## Supplied information
[Begin]

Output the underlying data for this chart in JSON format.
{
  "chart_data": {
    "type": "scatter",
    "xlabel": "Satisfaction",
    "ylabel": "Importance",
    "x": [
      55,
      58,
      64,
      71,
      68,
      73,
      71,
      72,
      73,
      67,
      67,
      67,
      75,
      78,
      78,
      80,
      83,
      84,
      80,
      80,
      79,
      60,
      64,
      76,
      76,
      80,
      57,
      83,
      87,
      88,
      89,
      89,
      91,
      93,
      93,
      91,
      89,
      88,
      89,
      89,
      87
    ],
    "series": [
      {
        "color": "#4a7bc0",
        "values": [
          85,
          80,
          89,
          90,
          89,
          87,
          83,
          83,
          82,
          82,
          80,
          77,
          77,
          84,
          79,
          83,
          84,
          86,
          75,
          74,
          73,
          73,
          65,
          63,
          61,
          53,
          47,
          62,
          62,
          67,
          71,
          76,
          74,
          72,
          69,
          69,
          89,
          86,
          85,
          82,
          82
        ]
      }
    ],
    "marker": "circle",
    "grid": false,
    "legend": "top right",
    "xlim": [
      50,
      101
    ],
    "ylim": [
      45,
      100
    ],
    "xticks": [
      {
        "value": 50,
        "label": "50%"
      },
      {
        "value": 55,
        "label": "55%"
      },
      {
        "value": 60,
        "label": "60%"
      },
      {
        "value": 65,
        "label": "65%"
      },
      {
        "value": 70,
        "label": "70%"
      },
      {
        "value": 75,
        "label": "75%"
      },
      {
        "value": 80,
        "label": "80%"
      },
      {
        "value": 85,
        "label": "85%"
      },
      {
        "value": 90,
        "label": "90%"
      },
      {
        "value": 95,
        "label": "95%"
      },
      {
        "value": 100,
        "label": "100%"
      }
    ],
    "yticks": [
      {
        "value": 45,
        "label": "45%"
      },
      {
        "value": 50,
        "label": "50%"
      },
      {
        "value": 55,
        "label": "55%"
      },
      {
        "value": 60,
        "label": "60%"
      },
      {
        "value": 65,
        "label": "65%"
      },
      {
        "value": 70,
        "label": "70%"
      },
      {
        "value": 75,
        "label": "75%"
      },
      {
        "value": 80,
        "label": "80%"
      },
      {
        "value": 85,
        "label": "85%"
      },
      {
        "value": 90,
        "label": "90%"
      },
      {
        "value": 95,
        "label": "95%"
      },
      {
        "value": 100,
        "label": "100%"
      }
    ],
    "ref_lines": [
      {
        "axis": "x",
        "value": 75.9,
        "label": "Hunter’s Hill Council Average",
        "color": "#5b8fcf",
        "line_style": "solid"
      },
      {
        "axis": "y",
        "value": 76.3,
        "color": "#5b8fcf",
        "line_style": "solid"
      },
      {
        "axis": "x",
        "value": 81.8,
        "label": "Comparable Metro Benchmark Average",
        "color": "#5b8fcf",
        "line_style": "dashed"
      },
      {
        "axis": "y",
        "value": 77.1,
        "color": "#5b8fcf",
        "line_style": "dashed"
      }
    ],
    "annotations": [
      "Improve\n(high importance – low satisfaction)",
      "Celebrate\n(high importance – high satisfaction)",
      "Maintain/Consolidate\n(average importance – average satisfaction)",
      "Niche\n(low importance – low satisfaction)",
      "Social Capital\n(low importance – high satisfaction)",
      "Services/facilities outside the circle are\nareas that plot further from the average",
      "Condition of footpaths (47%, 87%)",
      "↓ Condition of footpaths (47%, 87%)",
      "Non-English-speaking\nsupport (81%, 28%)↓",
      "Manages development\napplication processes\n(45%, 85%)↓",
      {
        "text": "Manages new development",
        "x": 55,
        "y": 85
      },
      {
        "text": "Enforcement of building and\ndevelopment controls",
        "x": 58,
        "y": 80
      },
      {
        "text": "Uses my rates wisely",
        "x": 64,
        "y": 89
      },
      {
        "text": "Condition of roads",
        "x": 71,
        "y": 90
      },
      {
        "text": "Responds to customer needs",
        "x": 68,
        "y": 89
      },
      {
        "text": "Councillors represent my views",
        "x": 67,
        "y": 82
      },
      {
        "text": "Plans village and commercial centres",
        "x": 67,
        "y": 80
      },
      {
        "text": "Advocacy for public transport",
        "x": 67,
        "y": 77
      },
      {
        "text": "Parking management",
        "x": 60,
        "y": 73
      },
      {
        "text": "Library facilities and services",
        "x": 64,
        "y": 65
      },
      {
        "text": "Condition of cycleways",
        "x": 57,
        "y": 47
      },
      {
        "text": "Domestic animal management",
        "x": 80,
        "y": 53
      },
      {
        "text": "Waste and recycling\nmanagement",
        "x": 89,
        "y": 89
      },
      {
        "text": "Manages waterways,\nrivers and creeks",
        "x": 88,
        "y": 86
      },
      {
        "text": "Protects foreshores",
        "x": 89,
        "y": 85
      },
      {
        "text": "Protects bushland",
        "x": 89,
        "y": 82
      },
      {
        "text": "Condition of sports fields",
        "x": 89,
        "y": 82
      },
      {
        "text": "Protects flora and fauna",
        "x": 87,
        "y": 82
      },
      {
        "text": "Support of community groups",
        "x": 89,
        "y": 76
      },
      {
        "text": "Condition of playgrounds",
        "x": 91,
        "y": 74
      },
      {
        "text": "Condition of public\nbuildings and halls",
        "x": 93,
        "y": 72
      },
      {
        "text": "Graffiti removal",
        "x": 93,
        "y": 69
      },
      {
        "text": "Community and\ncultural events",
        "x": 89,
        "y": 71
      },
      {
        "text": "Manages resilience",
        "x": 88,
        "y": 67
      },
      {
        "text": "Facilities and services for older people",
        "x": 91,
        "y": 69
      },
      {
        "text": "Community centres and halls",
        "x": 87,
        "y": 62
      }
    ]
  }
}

[End]

## Written task
Pull every line containing the word "Manages" out of the entries above.

## Answer to this exercise
      "Manages development\napplication processes\n(45%, 85%)↓",
        "text": "Manages new development",
        "text": "Manages waterways,\nrivers and creeks",
        "text": "Manages resilience",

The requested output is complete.